* start *
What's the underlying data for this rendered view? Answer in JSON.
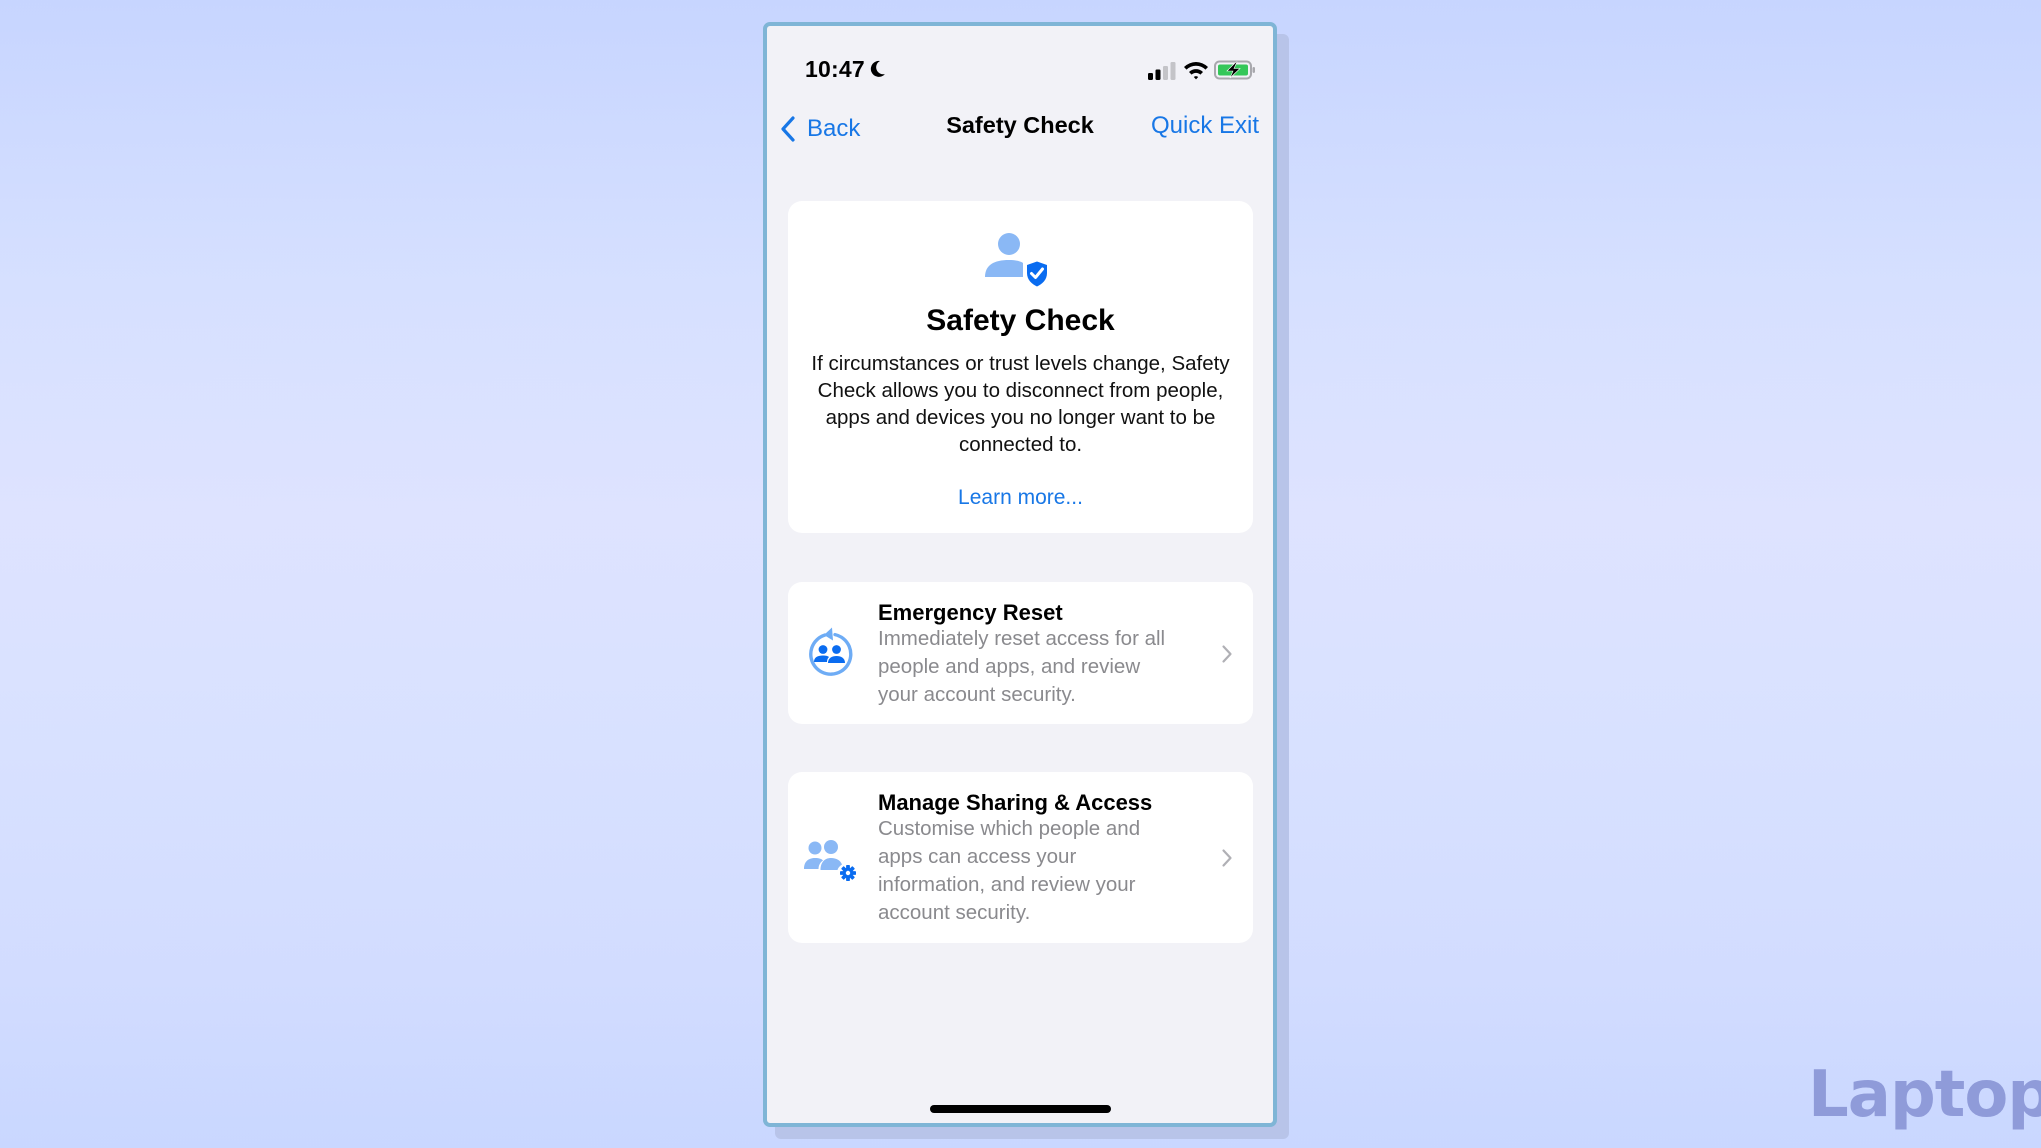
{
  "status_bar": {
    "time": "10:47",
    "focus_icon": "moon-icon",
    "signal_bars_filled": 2,
    "signal_bars_total": 4,
    "wifi_icon": "wifi-icon",
    "battery_icon": "battery-charging-icon",
    "battery_color": "#34c759"
  },
  "nav": {
    "back_label": "Back",
    "title": "Safety Check",
    "quick_exit_label": "Quick Exit"
  },
  "intro": {
    "icon": "person-shield-check-icon",
    "title": "Safety Check",
    "description": "If circumstances or trust levels change, Safety Check allows you to disconnect from people, apps and devices you no longer want to be connected to.",
    "learn_more": "Learn more..."
  },
  "options": [
    {
      "icon": "emergency-reset-icon",
      "title": "Emergency Reset",
      "description": "Immediately reset access for all people and apps, and review your account security."
    },
    {
      "icon": "people-gear-icon",
      "title": "Manage Sharing & Access",
      "description": "Customise which people and apps can access your information, and review your account security."
    }
  ],
  "colors": {
    "accent": "#1877e6",
    "icon_light": "#8ab8f5",
    "icon_dark": "#0a6cf0",
    "screen_bg": "#f2f2f7",
    "secondary_text": "#8a8a8e"
  },
  "watermark": "Laptop"
}
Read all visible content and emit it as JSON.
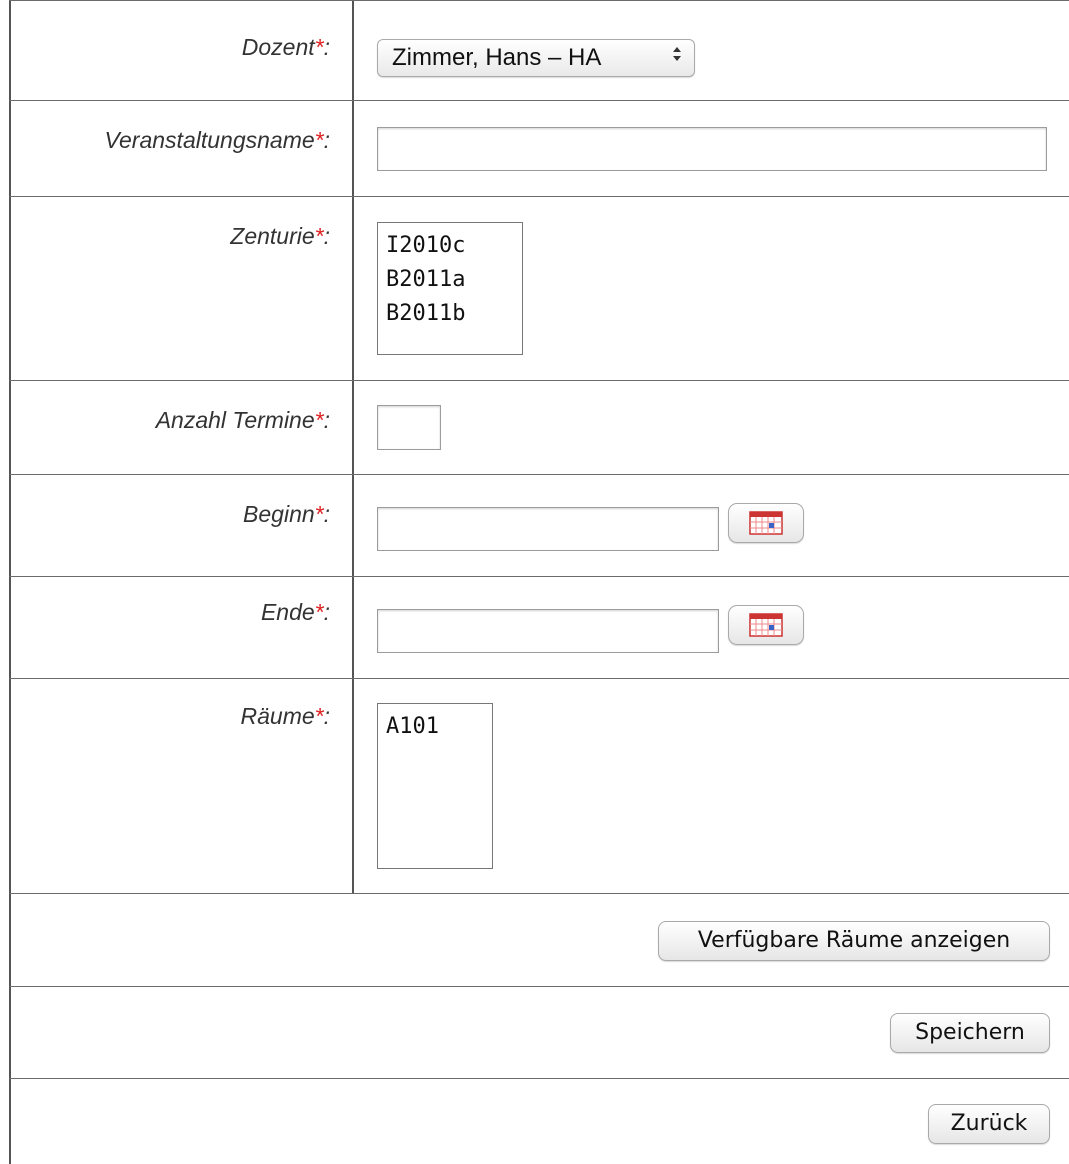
{
  "form": {
    "required_marker": "*",
    "dozent": {
      "label": "Dozent",
      "selected": "Zimmer, Hans – HA",
      "arrows_icon": "up-down-arrows-icon"
    },
    "veranstaltungsname": {
      "label": "Veranstaltungsname",
      "value": ""
    },
    "zenturie": {
      "label": "Zenturie",
      "options": [
        "I2010c",
        "B2011a",
        "B2011b"
      ]
    },
    "anzahl_termine": {
      "label": "Anzahl Termine",
      "value": ""
    },
    "beginn": {
      "label": "Beginn",
      "value": "",
      "icon": "calendar-icon"
    },
    "ende": {
      "label": "Ende",
      "value": "",
      "icon": "calendar-icon"
    },
    "raeume": {
      "label": "Räume",
      "options": [
        "A101"
      ]
    }
  },
  "buttons": {
    "show_rooms": "Verfügbare Räume anzeigen",
    "save": "Speichern",
    "back": "Zurück"
  },
  "colors": {
    "required": "#e02020",
    "border": "#555555"
  }
}
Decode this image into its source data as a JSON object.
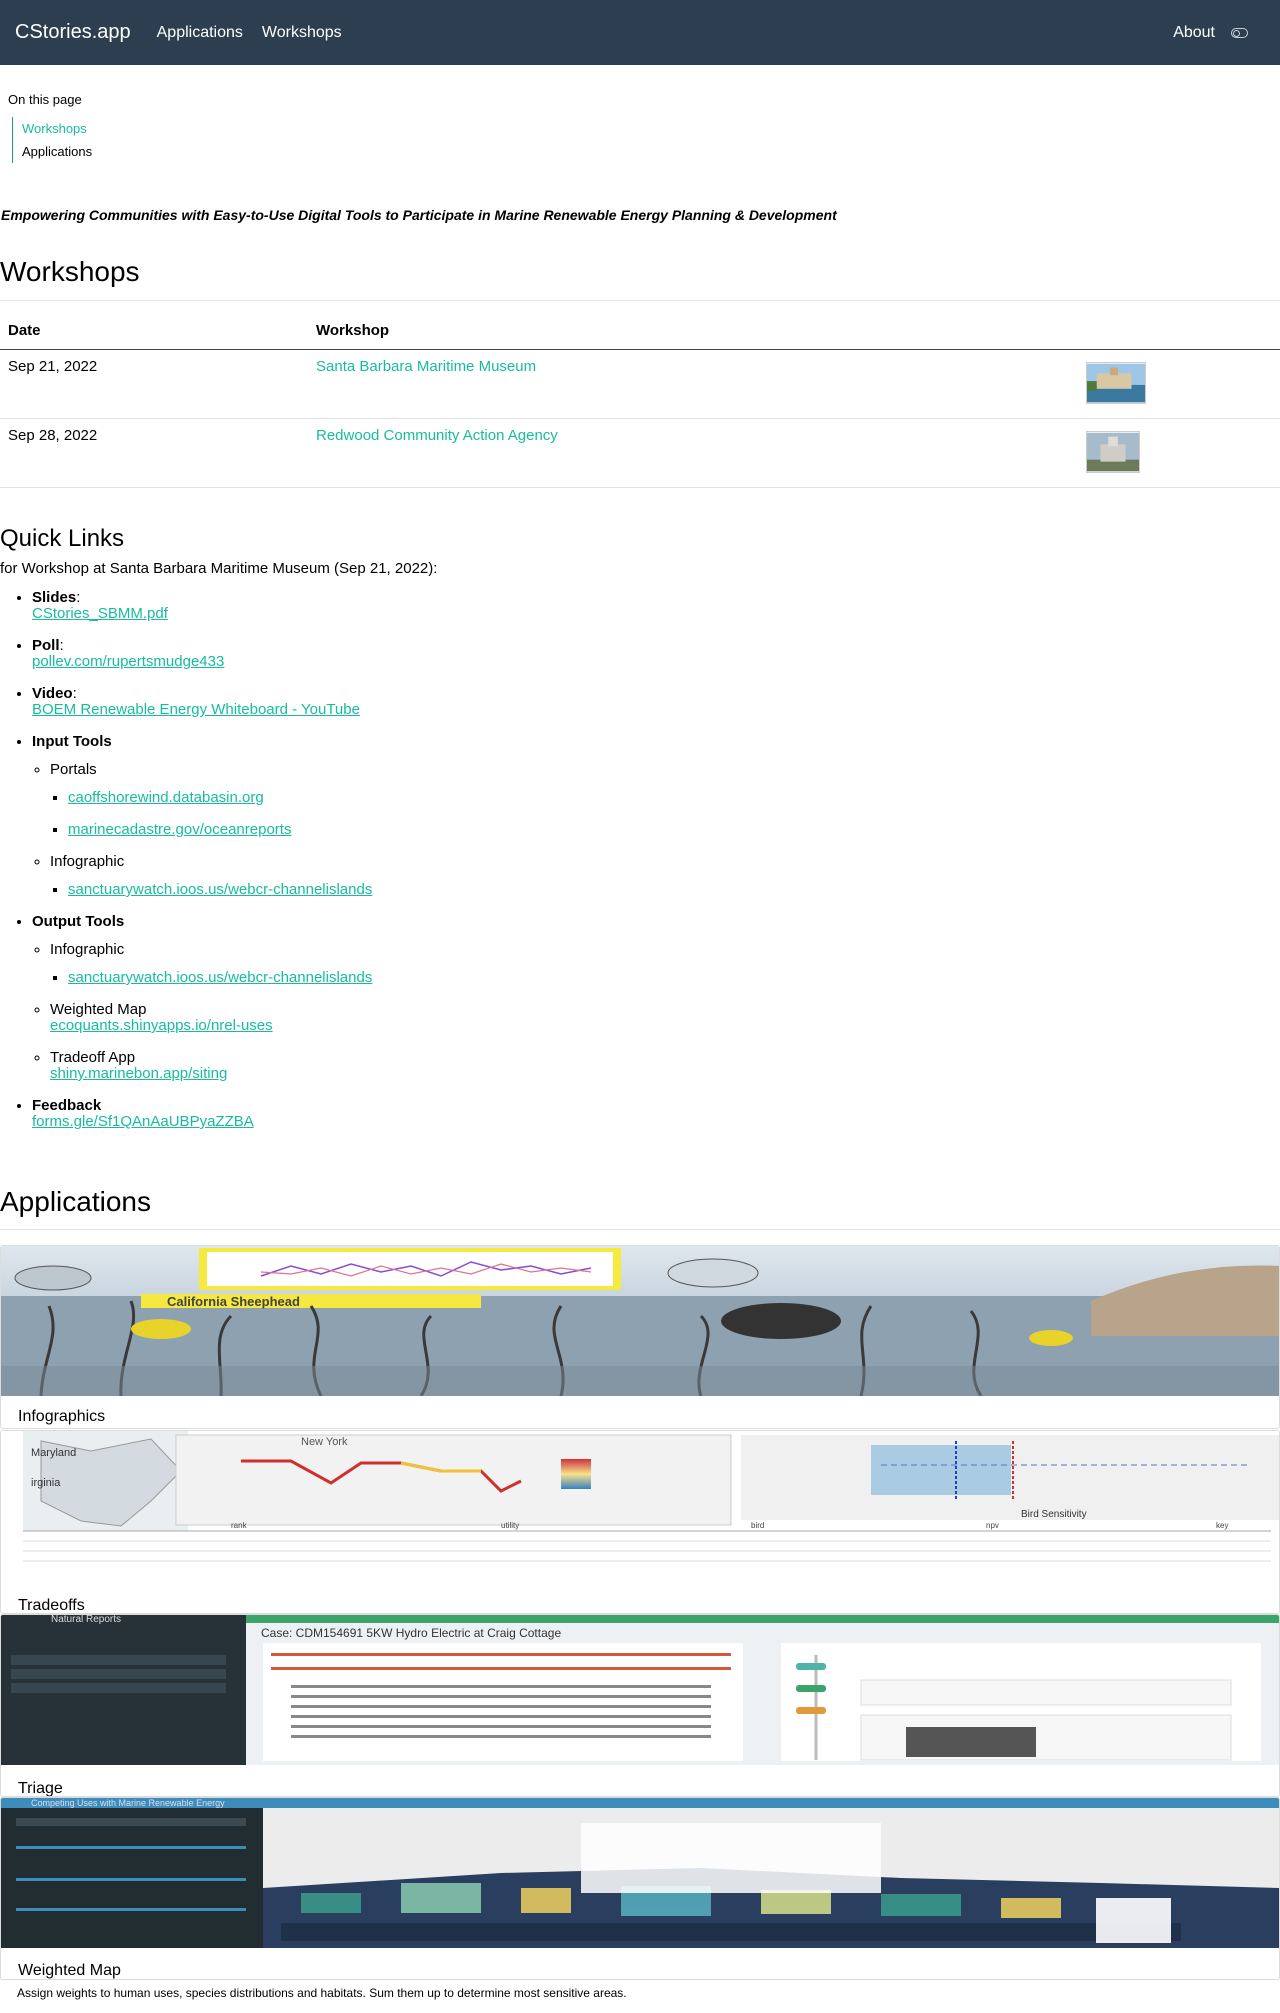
* end *
*Written request*:
Go through the listing above and return every line where the word "data" occurs.

*Exercise response*:
What's the underlying data for this rendered view? Answer in JSON.
Decode this image into its source data as a JSON object.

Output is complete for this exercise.